------ STORED DATA

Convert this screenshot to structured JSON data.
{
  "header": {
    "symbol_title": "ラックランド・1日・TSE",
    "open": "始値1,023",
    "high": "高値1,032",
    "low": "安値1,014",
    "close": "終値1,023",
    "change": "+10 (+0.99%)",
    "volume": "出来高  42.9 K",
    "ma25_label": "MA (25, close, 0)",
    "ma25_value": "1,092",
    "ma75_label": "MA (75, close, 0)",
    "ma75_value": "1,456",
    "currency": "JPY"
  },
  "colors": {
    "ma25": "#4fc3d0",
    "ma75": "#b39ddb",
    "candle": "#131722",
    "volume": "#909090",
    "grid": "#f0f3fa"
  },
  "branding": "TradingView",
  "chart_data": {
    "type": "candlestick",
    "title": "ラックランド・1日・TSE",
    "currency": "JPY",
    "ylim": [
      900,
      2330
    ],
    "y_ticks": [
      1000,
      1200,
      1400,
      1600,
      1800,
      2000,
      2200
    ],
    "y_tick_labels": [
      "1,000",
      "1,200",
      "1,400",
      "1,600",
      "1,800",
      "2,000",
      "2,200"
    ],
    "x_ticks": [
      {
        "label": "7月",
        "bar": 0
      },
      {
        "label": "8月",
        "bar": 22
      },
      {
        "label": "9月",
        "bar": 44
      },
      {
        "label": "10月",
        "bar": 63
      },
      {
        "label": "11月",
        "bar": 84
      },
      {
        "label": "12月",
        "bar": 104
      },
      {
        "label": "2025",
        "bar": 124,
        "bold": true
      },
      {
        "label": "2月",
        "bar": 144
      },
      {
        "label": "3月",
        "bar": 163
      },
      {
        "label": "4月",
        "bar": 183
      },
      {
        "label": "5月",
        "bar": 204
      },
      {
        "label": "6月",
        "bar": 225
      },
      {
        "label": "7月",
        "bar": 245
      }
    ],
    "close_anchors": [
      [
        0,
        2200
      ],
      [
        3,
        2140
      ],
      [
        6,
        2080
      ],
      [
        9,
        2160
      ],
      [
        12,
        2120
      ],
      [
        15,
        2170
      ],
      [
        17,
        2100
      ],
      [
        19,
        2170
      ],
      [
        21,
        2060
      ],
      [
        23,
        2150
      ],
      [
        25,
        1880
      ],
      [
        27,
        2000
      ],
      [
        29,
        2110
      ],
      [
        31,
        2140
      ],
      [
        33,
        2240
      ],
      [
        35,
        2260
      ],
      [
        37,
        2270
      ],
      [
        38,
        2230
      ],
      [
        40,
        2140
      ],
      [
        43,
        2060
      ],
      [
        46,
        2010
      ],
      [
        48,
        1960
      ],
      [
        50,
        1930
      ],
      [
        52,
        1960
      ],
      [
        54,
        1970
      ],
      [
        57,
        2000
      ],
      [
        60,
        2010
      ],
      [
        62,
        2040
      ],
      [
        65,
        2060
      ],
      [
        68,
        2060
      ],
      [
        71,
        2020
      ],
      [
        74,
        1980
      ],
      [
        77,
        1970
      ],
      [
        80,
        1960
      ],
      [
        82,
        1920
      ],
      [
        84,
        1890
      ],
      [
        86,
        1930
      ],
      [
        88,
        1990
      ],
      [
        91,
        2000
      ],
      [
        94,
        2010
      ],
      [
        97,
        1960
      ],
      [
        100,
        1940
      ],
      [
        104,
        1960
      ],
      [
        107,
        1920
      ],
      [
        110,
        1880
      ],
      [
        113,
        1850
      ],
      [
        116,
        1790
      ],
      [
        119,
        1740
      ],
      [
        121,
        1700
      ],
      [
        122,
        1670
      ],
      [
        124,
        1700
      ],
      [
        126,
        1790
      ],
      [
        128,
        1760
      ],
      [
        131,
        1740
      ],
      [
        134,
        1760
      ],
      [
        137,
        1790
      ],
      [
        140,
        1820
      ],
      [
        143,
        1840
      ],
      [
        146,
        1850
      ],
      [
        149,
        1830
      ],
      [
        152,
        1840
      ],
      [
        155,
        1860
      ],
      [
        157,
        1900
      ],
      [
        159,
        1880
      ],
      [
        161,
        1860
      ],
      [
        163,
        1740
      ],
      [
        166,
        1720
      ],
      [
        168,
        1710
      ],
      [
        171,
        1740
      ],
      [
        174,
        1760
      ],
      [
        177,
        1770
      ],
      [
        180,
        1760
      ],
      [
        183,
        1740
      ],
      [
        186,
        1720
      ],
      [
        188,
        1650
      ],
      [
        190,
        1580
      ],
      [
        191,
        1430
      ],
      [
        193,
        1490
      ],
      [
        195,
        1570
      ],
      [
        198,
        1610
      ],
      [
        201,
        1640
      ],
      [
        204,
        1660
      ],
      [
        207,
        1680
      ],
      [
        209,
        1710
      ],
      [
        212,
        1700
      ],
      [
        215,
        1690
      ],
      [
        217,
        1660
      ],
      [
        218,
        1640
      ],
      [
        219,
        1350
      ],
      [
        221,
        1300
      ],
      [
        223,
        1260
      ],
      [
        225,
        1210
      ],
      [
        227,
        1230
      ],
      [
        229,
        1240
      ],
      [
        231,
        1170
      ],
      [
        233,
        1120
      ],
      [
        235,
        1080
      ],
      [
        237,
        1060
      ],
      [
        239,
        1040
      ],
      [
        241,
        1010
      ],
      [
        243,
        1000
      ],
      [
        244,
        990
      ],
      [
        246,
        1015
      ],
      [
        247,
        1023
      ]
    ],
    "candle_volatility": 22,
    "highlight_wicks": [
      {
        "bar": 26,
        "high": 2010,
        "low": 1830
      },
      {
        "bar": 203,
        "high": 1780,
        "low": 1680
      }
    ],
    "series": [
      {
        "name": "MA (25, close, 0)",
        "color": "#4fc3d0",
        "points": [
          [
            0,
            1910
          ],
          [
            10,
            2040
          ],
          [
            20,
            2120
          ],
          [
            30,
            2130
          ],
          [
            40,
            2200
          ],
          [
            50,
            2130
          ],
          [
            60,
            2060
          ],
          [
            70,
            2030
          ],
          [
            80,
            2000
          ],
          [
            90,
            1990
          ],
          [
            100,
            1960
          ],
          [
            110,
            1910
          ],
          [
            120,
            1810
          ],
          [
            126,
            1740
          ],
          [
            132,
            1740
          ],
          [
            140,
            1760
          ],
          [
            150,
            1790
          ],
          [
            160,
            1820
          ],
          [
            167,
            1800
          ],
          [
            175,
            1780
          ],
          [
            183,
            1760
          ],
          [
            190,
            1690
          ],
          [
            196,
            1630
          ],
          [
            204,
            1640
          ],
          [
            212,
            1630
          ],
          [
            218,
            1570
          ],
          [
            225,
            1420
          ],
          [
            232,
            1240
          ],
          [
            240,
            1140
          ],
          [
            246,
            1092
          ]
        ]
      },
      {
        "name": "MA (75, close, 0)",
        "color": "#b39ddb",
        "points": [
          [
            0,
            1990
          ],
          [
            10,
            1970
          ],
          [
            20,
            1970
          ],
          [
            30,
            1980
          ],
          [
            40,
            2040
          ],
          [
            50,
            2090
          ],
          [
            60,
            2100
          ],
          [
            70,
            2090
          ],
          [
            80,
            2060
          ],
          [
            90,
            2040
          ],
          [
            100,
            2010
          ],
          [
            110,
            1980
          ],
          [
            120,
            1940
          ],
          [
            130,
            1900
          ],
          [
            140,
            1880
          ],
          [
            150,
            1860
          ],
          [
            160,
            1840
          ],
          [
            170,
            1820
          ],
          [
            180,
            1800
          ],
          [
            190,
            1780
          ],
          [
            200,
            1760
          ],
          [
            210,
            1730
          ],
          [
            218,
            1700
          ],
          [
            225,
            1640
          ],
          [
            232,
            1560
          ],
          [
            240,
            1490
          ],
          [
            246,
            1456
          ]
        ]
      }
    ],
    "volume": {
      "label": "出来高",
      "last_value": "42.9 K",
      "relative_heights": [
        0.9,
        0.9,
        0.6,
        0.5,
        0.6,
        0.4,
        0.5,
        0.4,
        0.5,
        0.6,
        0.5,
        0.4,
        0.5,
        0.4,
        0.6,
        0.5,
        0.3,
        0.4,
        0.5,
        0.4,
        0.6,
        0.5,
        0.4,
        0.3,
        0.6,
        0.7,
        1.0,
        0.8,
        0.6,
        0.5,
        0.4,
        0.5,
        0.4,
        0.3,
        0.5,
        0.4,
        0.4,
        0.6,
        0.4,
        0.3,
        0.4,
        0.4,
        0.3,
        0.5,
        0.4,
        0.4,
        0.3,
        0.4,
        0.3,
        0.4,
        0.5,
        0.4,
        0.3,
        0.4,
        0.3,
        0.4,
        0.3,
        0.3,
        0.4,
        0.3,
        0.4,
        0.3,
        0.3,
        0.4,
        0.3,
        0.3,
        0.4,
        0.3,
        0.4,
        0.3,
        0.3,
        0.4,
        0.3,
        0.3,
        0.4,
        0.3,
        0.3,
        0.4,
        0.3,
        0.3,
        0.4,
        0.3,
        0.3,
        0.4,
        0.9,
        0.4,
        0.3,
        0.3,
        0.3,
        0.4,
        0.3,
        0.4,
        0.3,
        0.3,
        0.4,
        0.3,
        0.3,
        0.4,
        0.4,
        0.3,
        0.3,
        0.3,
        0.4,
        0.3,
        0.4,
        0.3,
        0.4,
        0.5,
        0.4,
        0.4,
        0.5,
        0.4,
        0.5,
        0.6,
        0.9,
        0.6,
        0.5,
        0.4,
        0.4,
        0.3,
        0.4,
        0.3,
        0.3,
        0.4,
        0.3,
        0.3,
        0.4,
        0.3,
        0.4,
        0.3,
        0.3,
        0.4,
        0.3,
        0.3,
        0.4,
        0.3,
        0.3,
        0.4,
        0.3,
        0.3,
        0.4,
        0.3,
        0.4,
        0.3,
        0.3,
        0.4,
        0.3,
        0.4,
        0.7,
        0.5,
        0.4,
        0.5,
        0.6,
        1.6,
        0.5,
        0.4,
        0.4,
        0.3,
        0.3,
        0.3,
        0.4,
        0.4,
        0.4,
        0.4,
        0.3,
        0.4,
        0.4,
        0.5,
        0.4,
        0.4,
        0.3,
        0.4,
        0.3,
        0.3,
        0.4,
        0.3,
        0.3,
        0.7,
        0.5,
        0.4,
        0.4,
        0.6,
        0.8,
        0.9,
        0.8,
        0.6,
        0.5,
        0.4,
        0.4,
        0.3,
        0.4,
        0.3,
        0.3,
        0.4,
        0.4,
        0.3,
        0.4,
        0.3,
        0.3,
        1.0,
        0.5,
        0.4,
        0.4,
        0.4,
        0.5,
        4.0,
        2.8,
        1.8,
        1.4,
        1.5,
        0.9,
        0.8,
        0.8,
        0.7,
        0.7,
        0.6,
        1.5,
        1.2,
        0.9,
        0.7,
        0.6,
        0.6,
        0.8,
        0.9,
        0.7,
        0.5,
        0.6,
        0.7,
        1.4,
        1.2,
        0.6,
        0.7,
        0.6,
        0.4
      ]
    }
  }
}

------------

§ **TASK STATEMENT**: Pick out and copy every line that contains the word "volume".

§ **RESULT**:
    "volume": "出来高  42.9 K",
    "volume": "#909090",
    "volume": {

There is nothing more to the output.